# START OF INPUT DATA
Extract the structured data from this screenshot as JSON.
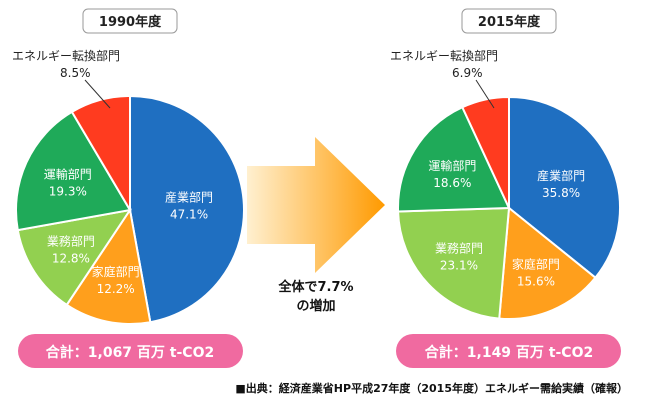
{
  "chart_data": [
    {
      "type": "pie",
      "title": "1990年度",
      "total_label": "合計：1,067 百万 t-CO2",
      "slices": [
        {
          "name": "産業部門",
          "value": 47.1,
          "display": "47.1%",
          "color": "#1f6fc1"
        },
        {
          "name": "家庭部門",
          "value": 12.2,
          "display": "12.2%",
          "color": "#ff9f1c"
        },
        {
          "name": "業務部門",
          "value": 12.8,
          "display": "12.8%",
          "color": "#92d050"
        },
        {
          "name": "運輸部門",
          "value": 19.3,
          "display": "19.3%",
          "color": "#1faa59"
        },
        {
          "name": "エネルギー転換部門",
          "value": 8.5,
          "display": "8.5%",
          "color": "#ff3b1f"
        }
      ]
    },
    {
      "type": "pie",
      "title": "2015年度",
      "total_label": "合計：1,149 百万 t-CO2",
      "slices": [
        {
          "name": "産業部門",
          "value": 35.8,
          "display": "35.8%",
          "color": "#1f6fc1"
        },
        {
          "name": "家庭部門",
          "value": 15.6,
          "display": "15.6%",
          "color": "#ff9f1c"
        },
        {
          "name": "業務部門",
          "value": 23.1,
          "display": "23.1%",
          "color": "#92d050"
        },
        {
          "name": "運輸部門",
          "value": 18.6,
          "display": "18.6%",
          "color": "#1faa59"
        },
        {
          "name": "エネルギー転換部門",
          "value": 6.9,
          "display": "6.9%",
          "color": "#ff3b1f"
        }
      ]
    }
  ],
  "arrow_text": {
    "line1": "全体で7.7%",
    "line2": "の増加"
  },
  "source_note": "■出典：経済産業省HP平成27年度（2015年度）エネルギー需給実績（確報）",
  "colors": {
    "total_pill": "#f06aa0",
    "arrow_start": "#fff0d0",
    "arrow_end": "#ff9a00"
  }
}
# END OF INPUT DATA
◆ WHAT YOU ARE ASKED TO DO:
Search the entries for the string "display" and collect each line that has it.

◆ RESULT FOR THIS EXERCISE:
          "display": "47.1%",
          "display": "12.2%",
          "display": "12.8%",
          "display": "19.3%",
          "display": "8.5%",
          "display": "35.8%",
          "display": "15.6%",
          "display": "23.1%",
          "display": "18.6%",
          "display": "6.9%",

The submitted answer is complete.